● PROBLEM TO WORK ON
In the listing that follows, count the lines holding the word "định" and report only that number.

● RECORDS SUPPLIED
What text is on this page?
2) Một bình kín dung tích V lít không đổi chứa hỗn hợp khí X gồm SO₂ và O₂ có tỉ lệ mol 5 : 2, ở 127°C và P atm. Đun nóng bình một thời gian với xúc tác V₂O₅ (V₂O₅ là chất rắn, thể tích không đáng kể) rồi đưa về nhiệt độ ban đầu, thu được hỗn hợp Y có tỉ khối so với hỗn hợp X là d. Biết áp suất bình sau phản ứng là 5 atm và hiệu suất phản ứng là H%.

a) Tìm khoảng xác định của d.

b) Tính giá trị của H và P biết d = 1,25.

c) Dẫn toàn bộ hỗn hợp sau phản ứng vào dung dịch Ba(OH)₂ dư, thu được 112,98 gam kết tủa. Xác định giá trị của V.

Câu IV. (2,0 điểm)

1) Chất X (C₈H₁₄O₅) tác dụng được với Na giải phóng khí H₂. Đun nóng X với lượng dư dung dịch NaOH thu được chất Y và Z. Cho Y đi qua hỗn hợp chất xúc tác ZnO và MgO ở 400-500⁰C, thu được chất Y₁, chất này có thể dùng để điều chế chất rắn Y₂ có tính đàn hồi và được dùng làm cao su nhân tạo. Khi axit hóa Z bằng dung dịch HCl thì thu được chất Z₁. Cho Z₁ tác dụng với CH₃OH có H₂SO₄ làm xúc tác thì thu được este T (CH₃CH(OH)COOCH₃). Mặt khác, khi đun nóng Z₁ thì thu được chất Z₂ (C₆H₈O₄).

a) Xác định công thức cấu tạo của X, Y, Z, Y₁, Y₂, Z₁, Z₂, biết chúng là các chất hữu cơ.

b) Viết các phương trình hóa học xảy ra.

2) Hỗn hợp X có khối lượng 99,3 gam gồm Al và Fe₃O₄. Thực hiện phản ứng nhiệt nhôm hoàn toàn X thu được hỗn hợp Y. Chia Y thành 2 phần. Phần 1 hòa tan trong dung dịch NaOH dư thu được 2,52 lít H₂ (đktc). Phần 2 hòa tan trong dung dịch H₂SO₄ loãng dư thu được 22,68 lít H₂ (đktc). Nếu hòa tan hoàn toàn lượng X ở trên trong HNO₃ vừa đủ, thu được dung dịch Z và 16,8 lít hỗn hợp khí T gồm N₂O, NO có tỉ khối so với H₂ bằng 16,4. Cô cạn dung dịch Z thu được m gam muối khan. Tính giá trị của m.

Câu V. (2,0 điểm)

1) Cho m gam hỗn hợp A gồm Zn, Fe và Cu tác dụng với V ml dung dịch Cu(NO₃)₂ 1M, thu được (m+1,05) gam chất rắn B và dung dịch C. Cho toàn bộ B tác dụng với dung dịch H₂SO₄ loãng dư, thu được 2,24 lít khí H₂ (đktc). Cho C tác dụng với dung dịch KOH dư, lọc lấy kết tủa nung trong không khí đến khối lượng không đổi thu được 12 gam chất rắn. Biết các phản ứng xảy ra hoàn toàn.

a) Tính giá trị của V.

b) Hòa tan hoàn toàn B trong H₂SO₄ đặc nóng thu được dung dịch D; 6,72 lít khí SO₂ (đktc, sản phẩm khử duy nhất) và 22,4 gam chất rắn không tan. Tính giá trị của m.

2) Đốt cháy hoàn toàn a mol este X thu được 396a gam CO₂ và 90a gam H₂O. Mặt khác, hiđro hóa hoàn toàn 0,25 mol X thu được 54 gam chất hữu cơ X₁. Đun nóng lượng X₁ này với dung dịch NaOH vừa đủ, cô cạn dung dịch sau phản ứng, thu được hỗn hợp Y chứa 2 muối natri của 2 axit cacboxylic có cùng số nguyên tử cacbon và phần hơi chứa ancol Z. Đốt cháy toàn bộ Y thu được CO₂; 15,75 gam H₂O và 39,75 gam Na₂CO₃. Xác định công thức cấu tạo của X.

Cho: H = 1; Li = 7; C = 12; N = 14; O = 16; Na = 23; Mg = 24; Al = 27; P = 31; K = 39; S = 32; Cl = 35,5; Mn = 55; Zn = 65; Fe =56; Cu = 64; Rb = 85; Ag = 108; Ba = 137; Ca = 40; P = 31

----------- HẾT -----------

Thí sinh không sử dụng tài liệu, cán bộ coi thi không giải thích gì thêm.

● ANSWER TO THE EXERCISE
4